— Stated problem —
Copy every line with the string "image" in it.

[start]

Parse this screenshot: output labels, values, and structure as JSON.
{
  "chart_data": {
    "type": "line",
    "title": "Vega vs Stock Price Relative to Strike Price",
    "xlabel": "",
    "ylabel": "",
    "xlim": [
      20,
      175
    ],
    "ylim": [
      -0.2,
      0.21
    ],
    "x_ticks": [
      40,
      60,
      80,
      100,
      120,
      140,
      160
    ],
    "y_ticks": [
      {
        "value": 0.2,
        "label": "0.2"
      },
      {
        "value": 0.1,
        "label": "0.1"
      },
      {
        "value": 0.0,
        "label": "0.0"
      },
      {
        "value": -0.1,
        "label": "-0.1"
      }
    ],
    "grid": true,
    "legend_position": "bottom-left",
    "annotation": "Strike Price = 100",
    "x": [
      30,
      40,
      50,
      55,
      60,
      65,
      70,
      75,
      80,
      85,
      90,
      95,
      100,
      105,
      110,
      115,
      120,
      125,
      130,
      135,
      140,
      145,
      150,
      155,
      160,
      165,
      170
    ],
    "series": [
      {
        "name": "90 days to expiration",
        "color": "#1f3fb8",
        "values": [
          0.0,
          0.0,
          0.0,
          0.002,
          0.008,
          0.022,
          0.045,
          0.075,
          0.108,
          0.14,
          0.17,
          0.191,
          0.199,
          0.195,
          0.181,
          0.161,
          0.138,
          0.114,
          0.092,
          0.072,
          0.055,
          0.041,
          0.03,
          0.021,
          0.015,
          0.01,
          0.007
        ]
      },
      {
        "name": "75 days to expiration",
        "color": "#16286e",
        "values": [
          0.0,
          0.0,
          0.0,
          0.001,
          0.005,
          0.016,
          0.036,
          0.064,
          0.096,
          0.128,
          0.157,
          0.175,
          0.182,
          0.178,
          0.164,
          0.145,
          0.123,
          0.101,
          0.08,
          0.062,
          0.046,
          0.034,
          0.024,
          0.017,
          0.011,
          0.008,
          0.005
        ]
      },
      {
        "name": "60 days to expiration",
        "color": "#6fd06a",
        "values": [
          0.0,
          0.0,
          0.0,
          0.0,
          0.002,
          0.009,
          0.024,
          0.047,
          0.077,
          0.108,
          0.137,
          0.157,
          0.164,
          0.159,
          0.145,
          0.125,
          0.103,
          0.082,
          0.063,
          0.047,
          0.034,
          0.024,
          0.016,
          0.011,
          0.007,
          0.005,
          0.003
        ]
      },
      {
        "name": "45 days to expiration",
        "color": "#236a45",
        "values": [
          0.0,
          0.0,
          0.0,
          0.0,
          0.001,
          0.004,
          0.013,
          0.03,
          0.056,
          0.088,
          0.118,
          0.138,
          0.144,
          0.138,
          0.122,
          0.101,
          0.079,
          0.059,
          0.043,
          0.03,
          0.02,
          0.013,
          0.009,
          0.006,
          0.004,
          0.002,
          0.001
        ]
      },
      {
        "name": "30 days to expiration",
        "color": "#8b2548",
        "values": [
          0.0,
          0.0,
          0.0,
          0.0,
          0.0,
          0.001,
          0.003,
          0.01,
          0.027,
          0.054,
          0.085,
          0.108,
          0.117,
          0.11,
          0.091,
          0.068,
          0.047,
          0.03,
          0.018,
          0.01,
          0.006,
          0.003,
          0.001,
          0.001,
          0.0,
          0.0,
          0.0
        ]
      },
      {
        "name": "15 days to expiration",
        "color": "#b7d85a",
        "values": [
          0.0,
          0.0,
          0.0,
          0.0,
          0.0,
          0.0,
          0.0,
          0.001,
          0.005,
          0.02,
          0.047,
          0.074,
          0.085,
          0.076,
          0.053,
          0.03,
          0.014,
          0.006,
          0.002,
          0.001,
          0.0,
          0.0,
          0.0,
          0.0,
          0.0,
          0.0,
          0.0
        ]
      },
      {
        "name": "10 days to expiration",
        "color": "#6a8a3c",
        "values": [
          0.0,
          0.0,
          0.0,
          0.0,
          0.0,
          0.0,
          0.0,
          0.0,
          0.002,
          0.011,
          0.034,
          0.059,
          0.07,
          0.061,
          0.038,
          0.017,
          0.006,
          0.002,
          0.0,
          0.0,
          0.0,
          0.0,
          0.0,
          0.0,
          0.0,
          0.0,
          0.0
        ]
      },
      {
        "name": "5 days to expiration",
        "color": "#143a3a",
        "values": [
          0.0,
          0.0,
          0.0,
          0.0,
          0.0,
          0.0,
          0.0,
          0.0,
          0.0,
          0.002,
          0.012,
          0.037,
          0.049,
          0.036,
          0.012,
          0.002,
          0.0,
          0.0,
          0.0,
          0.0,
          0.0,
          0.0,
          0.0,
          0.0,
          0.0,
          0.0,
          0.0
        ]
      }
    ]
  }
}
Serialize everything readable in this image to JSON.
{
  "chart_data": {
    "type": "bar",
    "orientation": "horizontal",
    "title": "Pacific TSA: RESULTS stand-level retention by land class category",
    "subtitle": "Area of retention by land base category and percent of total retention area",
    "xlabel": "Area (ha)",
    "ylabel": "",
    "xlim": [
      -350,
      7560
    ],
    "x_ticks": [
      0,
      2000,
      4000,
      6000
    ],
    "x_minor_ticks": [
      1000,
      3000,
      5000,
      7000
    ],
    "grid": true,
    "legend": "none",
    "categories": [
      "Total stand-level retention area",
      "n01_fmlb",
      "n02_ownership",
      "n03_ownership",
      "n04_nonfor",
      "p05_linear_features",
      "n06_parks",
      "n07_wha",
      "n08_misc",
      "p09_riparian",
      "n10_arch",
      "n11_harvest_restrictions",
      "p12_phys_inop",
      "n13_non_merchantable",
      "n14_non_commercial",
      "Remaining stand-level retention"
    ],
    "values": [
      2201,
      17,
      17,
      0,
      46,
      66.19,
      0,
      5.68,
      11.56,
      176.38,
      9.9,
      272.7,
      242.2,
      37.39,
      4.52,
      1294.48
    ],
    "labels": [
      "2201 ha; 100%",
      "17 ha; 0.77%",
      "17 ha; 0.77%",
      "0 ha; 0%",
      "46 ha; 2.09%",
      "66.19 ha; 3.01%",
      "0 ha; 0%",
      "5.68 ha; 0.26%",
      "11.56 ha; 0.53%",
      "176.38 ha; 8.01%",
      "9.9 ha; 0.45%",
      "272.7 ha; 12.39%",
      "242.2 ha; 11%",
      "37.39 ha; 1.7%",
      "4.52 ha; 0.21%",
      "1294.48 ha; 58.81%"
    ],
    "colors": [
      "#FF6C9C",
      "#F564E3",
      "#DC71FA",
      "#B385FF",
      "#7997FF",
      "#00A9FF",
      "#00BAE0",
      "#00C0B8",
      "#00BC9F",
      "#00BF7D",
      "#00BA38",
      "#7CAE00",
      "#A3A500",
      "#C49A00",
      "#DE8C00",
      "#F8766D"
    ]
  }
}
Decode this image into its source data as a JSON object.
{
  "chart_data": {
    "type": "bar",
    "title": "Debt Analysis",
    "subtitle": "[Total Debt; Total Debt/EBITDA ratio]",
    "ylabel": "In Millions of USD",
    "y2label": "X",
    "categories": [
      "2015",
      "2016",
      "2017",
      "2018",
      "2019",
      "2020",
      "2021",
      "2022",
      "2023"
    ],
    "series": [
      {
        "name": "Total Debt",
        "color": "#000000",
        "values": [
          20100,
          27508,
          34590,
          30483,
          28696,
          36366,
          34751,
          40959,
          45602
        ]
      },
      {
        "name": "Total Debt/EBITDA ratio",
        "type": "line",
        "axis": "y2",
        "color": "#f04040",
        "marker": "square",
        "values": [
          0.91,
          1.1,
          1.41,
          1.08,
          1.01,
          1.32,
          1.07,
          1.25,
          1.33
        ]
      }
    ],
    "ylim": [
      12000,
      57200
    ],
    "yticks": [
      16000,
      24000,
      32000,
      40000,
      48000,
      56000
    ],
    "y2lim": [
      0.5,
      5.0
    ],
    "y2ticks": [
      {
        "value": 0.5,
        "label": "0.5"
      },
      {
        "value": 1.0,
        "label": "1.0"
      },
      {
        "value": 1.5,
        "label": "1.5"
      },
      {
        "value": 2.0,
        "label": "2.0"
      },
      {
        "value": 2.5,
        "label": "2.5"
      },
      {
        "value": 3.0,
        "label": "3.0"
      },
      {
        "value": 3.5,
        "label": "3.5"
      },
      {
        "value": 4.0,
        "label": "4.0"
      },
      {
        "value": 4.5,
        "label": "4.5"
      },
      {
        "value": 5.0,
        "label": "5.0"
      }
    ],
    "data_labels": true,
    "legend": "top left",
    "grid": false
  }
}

[end]

— Answer for this exercise —
Serialize everything readable in this image to JSON.
Decode this image into its source data as a JSON object.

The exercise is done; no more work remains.